--- Start of Records provided ---

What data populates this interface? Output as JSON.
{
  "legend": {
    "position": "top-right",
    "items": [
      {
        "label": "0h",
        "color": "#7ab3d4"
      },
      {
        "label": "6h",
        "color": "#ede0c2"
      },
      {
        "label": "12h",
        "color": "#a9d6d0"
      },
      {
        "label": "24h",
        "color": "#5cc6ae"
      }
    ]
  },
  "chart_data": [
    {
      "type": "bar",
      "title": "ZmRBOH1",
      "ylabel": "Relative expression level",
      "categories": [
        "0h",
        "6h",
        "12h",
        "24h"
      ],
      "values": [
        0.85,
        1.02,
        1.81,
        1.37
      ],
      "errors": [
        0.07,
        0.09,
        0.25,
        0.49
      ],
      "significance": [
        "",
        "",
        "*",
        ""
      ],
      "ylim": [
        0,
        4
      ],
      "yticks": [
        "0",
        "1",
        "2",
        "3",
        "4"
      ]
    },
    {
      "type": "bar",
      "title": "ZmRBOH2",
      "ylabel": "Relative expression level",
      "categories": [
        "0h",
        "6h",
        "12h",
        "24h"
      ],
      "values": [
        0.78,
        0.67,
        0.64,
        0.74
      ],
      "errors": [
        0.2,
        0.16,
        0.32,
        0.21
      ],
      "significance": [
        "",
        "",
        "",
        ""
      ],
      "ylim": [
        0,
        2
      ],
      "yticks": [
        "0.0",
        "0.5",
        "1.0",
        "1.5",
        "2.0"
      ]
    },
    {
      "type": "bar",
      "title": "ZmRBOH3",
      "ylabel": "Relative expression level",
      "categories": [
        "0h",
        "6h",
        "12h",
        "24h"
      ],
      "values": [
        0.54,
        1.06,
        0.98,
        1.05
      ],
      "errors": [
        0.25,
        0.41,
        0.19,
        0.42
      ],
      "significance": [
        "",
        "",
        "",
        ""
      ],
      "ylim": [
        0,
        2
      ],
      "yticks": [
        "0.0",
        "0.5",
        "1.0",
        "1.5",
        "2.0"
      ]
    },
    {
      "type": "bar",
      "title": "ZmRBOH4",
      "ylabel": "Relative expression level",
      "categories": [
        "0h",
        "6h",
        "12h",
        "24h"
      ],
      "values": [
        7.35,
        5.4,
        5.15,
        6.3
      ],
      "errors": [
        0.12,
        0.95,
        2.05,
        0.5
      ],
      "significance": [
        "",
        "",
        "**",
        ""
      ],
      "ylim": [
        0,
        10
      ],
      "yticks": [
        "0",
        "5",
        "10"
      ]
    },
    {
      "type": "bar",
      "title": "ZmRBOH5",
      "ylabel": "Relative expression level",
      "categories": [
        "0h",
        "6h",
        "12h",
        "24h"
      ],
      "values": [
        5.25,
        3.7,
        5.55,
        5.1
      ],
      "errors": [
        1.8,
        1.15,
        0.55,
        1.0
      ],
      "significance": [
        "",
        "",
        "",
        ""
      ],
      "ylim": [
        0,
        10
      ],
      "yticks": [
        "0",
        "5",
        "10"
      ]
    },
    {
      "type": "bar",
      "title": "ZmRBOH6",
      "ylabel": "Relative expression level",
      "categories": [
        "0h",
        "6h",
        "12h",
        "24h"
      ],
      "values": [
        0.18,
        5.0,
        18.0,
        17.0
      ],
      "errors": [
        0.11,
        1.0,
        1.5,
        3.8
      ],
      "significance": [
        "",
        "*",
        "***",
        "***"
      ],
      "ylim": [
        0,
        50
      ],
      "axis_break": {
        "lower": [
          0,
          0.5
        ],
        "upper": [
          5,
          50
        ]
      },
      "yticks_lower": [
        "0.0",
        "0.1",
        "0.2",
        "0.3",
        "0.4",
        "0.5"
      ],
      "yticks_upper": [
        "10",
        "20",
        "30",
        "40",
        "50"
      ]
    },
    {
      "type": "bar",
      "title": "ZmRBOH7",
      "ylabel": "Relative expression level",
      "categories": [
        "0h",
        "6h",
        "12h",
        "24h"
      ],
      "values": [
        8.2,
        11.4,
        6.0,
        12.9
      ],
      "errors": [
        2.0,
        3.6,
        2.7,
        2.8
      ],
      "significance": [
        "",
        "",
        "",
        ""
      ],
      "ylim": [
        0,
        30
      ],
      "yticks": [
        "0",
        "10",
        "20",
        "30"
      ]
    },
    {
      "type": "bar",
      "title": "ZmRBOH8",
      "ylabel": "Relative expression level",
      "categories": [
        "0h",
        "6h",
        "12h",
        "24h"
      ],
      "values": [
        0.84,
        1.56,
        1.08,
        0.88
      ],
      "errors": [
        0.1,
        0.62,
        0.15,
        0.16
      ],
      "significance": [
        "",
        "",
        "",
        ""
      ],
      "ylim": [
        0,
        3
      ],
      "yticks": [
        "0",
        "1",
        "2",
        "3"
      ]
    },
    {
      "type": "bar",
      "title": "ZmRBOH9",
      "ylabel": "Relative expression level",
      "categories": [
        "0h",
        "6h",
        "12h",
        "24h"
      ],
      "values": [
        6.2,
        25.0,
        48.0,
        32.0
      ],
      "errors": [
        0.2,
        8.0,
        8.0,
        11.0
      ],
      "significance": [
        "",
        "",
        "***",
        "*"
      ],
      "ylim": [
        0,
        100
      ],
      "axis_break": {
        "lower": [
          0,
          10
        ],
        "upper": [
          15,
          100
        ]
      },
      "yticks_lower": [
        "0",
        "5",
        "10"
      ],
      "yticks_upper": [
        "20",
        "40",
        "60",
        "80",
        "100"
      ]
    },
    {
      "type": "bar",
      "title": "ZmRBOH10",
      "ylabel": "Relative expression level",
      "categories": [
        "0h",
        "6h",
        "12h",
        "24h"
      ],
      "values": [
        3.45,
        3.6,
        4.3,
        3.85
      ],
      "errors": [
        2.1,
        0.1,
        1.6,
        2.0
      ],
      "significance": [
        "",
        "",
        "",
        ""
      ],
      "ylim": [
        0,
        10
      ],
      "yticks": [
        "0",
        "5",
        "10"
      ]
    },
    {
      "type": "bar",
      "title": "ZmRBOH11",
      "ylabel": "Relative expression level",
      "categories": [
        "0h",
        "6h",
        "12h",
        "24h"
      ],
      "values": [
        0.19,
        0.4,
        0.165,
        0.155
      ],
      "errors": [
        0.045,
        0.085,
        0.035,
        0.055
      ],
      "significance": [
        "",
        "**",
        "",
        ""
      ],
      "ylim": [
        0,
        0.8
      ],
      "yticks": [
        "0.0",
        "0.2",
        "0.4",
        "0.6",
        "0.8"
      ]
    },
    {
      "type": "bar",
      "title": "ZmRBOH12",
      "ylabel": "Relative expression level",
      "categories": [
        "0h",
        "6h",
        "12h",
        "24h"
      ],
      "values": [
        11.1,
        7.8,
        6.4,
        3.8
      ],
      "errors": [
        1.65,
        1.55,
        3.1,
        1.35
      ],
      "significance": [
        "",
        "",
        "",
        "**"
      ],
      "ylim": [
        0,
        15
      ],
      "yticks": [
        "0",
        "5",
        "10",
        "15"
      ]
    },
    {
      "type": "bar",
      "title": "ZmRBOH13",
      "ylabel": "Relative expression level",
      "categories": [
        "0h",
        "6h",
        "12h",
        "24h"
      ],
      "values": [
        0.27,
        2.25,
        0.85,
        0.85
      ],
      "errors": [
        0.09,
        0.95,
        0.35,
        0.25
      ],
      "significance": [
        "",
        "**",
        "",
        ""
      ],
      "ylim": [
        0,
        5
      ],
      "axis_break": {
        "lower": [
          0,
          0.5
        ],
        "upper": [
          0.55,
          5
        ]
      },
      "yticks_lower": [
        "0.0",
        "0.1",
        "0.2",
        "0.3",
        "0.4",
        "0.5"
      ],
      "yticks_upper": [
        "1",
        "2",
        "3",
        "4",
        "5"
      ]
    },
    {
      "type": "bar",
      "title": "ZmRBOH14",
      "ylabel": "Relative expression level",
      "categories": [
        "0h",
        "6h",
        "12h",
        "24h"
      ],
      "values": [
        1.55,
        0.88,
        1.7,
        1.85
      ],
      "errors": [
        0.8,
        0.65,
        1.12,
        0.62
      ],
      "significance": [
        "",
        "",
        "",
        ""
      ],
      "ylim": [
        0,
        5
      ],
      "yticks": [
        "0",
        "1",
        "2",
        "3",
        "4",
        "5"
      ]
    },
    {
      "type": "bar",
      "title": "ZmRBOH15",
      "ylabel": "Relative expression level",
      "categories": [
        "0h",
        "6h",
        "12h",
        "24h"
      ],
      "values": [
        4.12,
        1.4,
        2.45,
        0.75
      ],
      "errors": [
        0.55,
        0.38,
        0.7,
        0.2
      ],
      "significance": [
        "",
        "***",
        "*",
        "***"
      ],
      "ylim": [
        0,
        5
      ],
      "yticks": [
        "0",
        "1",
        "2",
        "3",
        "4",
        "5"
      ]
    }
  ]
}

--- End of Records provided ---

What is needed. Where a line in the material contains "color", copy that line.

Response to this exercise.
        "color": "#7ab3d4"
        "color": "#ede0c2"
        "color": "#a9d6d0"
        "color": "#5cc6ae"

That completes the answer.